### [What is needed]
Set down the full listing exactly as given. Any pictures are to be left out.

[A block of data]
━━━━━━━━

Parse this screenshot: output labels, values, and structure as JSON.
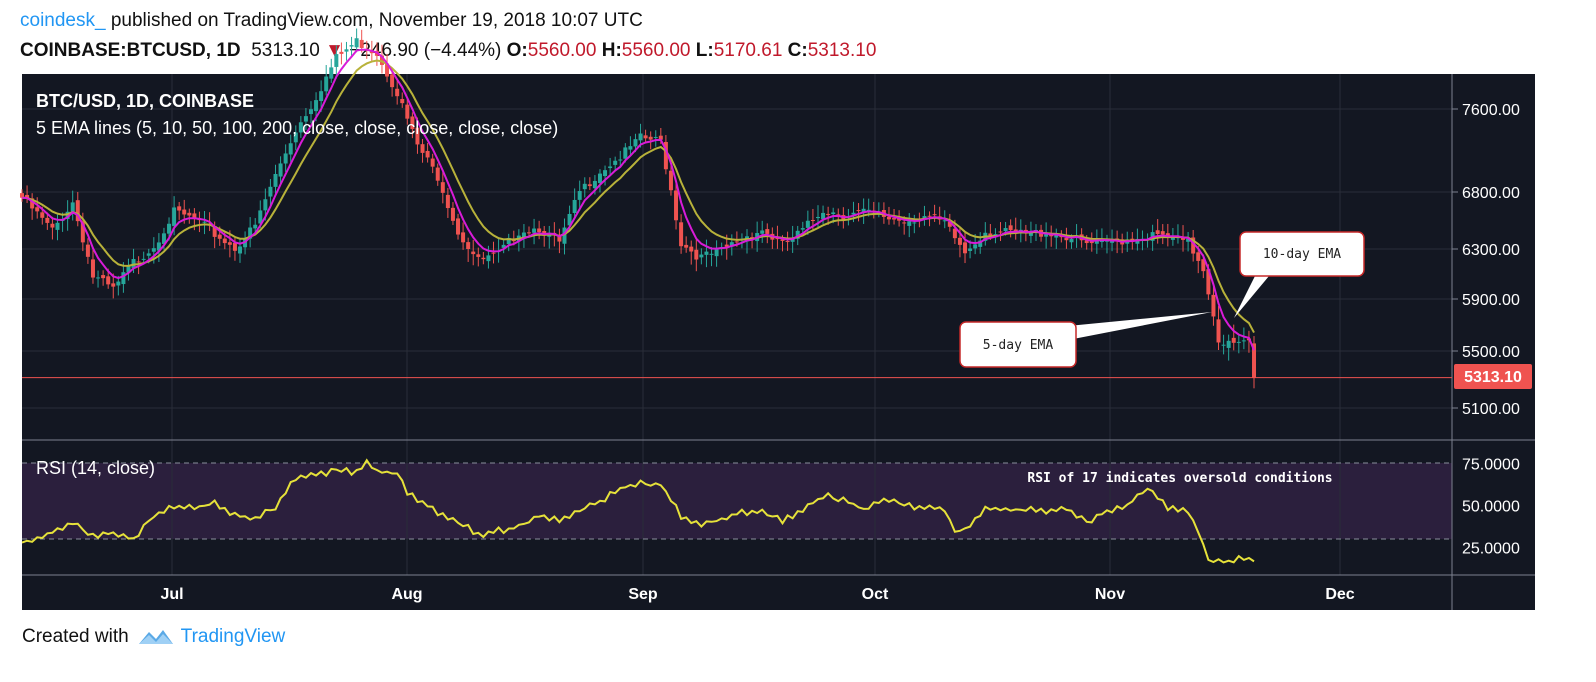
{
  "header": {
    "author": "coindesk_",
    "published": " published on TradingView.com, November 19, 2018 10:07 UTC",
    "symbol": "COINBASE:BTCUSD, 1D",
    "price": "5313.10",
    "change": "−246.90 (−4.44%)",
    "o_label": "O:",
    "o_val": "5560.00",
    "h_label": "H:",
    "h_val": "5560.00",
    "l_label": "L:",
    "l_val": "5170.61",
    "c_label": "C:",
    "c_val": "5313.10"
  },
  "footer": {
    "created": "Created with",
    "brand": "TradingView"
  },
  "colors": {
    "up": "#26a69a",
    "down": "#ef5350",
    "ema5": "#d81bd8",
    "ema10": "#b8b23a",
    "rsi": "#e6e23a",
    "bg": "#131722",
    "rsi_band": "#2b1f3d"
  },
  "chart_data": {
    "type": "candlestick",
    "title": "BTC/USD, 1D, COINBASE",
    "subtitle": "5 EMA lines (5, 10, 50, 100, 200, close, close, close, close, close)",
    "x_labels": [
      "Jul",
      "Aug",
      "Sep",
      "Oct",
      "Nov",
      "Dec"
    ],
    "y_ticks": [
      "7600.00",
      "6800.00",
      "6300.00",
      "5900.00",
      "5500.00",
      "5100.00"
    ],
    "last_price_label": "5313.10",
    "close_anchors": [
      [
        0,
        6750
      ],
      [
        6,
        6460
      ],
      [
        10,
        6710
      ],
      [
        14,
        6080
      ],
      [
        18,
        5970
      ],
      [
        22,
        6190
      ],
      [
        26,
        6330
      ],
      [
        30,
        6620
      ],
      [
        34,
        6560
      ],
      [
        38,
        6430
      ],
      [
        42,
        6310
      ],
      [
        46,
        6500
      ],
      [
        50,
        6960
      ],
      [
        54,
        7400
      ],
      [
        58,
        7710
      ],
      [
        62,
        8050
      ],
      [
        66,
        8200
      ],
      [
        70,
        8100
      ],
      [
        74,
        7750
      ],
      [
        78,
        7250
      ],
      [
        82,
        6950
      ],
      [
        86,
        6450
      ],
      [
        90,
        6200
      ],
      [
        94,
        6250
      ],
      [
        98,
        6460
      ],
      [
        102,
        6490
      ],
      [
        106,
        6350
      ],
      [
        110,
        6800
      ],
      [
        114,
        7000
      ],
      [
        118,
        7140
      ],
      [
        122,
        7320
      ],
      [
        126,
        7290
      ],
      [
        130,
        6350
      ],
      [
        134,
        6230
      ],
      [
        138,
        6280
      ],
      [
        142,
        6400
      ],
      [
        146,
        6470
      ],
      [
        150,
        6330
      ],
      [
        154,
        6460
      ],
      [
        158,
        6650
      ],
      [
        162,
        6600
      ],
      [
        166,
        6620
      ],
      [
        170,
        6580
      ],
      [
        174,
        6550
      ],
      [
        178,
        6590
      ],
      [
        182,
        6520
      ],
      [
        186,
        6270
      ],
      [
        190,
        6460
      ],
      [
        194,
        6440
      ],
      [
        198,
        6430
      ],
      [
        202,
        6450
      ],
      [
        206,
        6410
      ],
      [
        210,
        6340
      ],
      [
        214,
        6350
      ],
      [
        218,
        6390
      ],
      [
        222,
        6420
      ],
      [
        226,
        6400
      ],
      [
        230,
        6350
      ],
      [
        233,
        6150
      ],
      [
        236,
        5600
      ],
      [
        238,
        5550
      ],
      [
        240,
        5540
      ],
      [
        242,
        5560
      ],
      [
        243,
        5313
      ]
    ],
    "ema5_label": "5-day EMA",
    "ema10_label": "10-day EMA",
    "rsi": {
      "title": "RSI (14, close)",
      "y_ticks": [
        "75.0000",
        "50.0000",
        "25.0000"
      ],
      "upper": 70,
      "lower": 30,
      "annotation": "RSI of 17 indicates oversold conditions",
      "anchors": [
        [
          0,
          28
        ],
        [
          6,
          34
        ],
        [
          10,
          40
        ],
        [
          14,
          32
        ],
        [
          18,
          34
        ],
        [
          22,
          30
        ],
        [
          26,
          44
        ],
        [
          30,
          50
        ],
        [
          34,
          49
        ],
        [
          38,
          51
        ],
        [
          42,
          44
        ],
        [
          46,
          43
        ],
        [
          50,
          49
        ],
        [
          54,
          67
        ],
        [
          58,
          68
        ],
        [
          62,
          71
        ],
        [
          66,
          70
        ],
        [
          68,
          75
        ],
        [
          70,
          70
        ],
        [
          74,
          69
        ],
        [
          76,
          57
        ],
        [
          80,
          50
        ],
        [
          84,
          42
        ],
        [
          88,
          38
        ],
        [
          90,
          32
        ],
        [
          94,
          35
        ],
        [
          98,
          37
        ],
        [
          102,
          44
        ],
        [
          106,
          41
        ],
        [
          110,
          47
        ],
        [
          114,
          52
        ],
        [
          118,
          60
        ],
        [
          122,
          63
        ],
        [
          126,
          63
        ],
        [
          130,
          44
        ],
        [
          134,
          38
        ],
        [
          138,
          42
        ],
        [
          142,
          46
        ],
        [
          146,
          46
        ],
        [
          150,
          41
        ],
        [
          154,
          47
        ],
        [
          158,
          56
        ],
        [
          162,
          53
        ],
        [
          166,
          48
        ],
        [
          170,
          54
        ],
        [
          174,
          50
        ],
        [
          178,
          49
        ],
        [
          182,
          48
        ],
        [
          184,
          35
        ],
        [
          186,
          35
        ],
        [
          190,
          49
        ],
        [
          194,
          47
        ],
        [
          198,
          48
        ],
        [
          202,
          47
        ],
        [
          206,
          48
        ],
        [
          210,
          40
        ],
        [
          214,
          47
        ],
        [
          218,
          50
        ],
        [
          220,
          56
        ],
        [
          222,
          60
        ],
        [
          226,
          49
        ],
        [
          230,
          46
        ],
        [
          232,
          35
        ],
        [
          234,
          18
        ],
        [
          238,
          16
        ],
        [
          240,
          19
        ],
        [
          242,
          17
        ],
        [
          243,
          17
        ]
      ]
    }
  }
}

━━━━━━━━

### [The answer]
Parse this screenshot: output labels, values, and structure as JSON.
{
  "header": {
    "author": "coindesk_",
    "published": " published on TradingView.com, November 19, 2018 10:07 UTC",
    "symbol": "COINBASE:BTCUSD, 1D",
    "price": "5313.10",
    "change": "−246.90 (−4.44%)",
    "o_label": "O:",
    "o_val": "5560.00",
    "h_label": "H:",
    "h_val": "5560.00",
    "l_label": "L:",
    "l_val": "5170.61",
    "c_label": "C:",
    "c_val": "5313.10"
  },
  "footer": {
    "created": "Created with",
    "brand": "TradingView"
  },
  "colors": {
    "up": "#26a69a",
    "down": "#ef5350",
    "ema5": "#d81bd8",
    "ema10": "#b8b23a",
    "rsi": "#e6e23a",
    "bg": "#131722",
    "rsi_band": "#2b1f3d"
  },
  "chart_data": {
    "type": "candlestick",
    "title": "BTC/USD, 1D, COINBASE",
    "subtitle": "5 EMA lines (5, 10, 50, 100, 200, close, close, close, close, close)",
    "x_labels": [
      "Jul",
      "Aug",
      "Sep",
      "Oct",
      "Nov",
      "Dec"
    ],
    "y_ticks": [
      "7600.00",
      "6800.00",
      "6300.00",
      "5900.00",
      "5500.00",
      "5100.00"
    ],
    "last_price_label": "5313.10",
    "close_anchors": [
      [
        0,
        6750
      ],
      [
        6,
        6460
      ],
      [
        10,
        6710
      ],
      [
        14,
        6080
      ],
      [
        18,
        5970
      ],
      [
        22,
        6190
      ],
      [
        26,
        6330
      ],
      [
        30,
        6620
      ],
      [
        34,
        6560
      ],
      [
        38,
        6430
      ],
      [
        42,
        6310
      ],
      [
        46,
        6500
      ],
      [
        50,
        6960
      ],
      [
        54,
        7400
      ],
      [
        58,
        7710
      ],
      [
        62,
        8050
      ],
      [
        66,
        8200
      ],
      [
        70,
        8100
      ],
      [
        74,
        7750
      ],
      [
        78,
        7250
      ],
      [
        82,
        6950
      ],
      [
        86,
        6450
      ],
      [
        90,
        6200
      ],
      [
        94,
        6250
      ],
      [
        98,
        6460
      ],
      [
        102,
        6490
      ],
      [
        106,
        6350
      ],
      [
        110,
        6800
      ],
      [
        114,
        7000
      ],
      [
        118,
        7140
      ],
      [
        122,
        7320
      ],
      [
        126,
        7290
      ],
      [
        130,
        6350
      ],
      [
        134,
        6230
      ],
      [
        138,
        6280
      ],
      [
        142,
        6400
      ],
      [
        146,
        6470
      ],
      [
        150,
        6330
      ],
      [
        154,
        6460
      ],
      [
        158,
        6650
      ],
      [
        162,
        6600
      ],
      [
        166,
        6620
      ],
      [
        170,
        6580
      ],
      [
        174,
        6550
      ],
      [
        178,
        6590
      ],
      [
        182,
        6520
      ],
      [
        186,
        6270
      ],
      [
        190,
        6460
      ],
      [
        194,
        6440
      ],
      [
        198,
        6430
      ],
      [
        202,
        6450
      ],
      [
        206,
        6410
      ],
      [
        210,
        6340
      ],
      [
        214,
        6350
      ],
      [
        218,
        6390
      ],
      [
        222,
        6420
      ],
      [
        226,
        6400
      ],
      [
        230,
        6350
      ],
      [
        233,
        6150
      ],
      [
        236,
        5600
      ],
      [
        238,
        5550
      ],
      [
        240,
        5540
      ],
      [
        242,
        5560
      ],
      [
        243,
        5313
      ]
    ],
    "ema5_label": "5-day EMA",
    "ema10_label": "10-day EMA",
    "rsi": {
      "title": "RSI (14, close)",
      "y_ticks": [
        "75.0000",
        "50.0000",
        "25.0000"
      ],
      "upper": 70,
      "lower": 30,
      "annotation": "RSI of 17 indicates oversold conditions",
      "anchors": [
        [
          0,
          28
        ],
        [
          6,
          34
        ],
        [
          10,
          40
        ],
        [
          14,
          32
        ],
        [
          18,
          34
        ],
        [
          22,
          30
        ],
        [
          26,
          44
        ],
        [
          30,
          50
        ],
        [
          34,
          49
        ],
        [
          38,
          51
        ],
        [
          42,
          44
        ],
        [
          46,
          43
        ],
        [
          50,
          49
        ],
        [
          54,
          67
        ],
        [
          58,
          68
        ],
        [
          62,
          71
        ],
        [
          66,
          70
        ],
        [
          68,
          75
        ],
        [
          70,
          70
        ],
        [
          74,
          69
        ],
        [
          76,
          57
        ],
        [
          80,
          50
        ],
        [
          84,
          42
        ],
        [
          88,
          38
        ],
        [
          90,
          32
        ],
        [
          94,
          35
        ],
        [
          98,
          37
        ],
        [
          102,
          44
        ],
        [
          106,
          41
        ],
        [
          110,
          47
        ],
        [
          114,
          52
        ],
        [
          118,
          60
        ],
        [
          122,
          63
        ],
        [
          126,
          63
        ],
        [
          130,
          44
        ],
        [
          134,
          38
        ],
        [
          138,
          42
        ],
        [
          142,
          46
        ],
        [
          146,
          46
        ],
        [
          150,
          41
        ],
        [
          154,
          47
        ],
        [
          158,
          56
        ],
        [
          162,
          53
        ],
        [
          166,
          48
        ],
        [
          170,
          54
        ],
        [
          174,
          50
        ],
        [
          178,
          49
        ],
        [
          182,
          48
        ],
        [
          184,
          35
        ],
        [
          186,
          35
        ],
        [
          190,
          49
        ],
        [
          194,
          47
        ],
        [
          198,
          48
        ],
        [
          202,
          47
        ],
        [
          206,
          48
        ],
        [
          210,
          40
        ],
        [
          214,
          47
        ],
        [
          218,
          50
        ],
        [
          220,
          56
        ],
        [
          222,
          60
        ],
        [
          226,
          49
        ],
        [
          230,
          46
        ],
        [
          232,
          35
        ],
        [
          234,
          18
        ],
        [
          238,
          16
        ],
        [
          240,
          19
        ],
        [
          242,
          17
        ],
        [
          243,
          17
        ]
      ]
    }
  }
}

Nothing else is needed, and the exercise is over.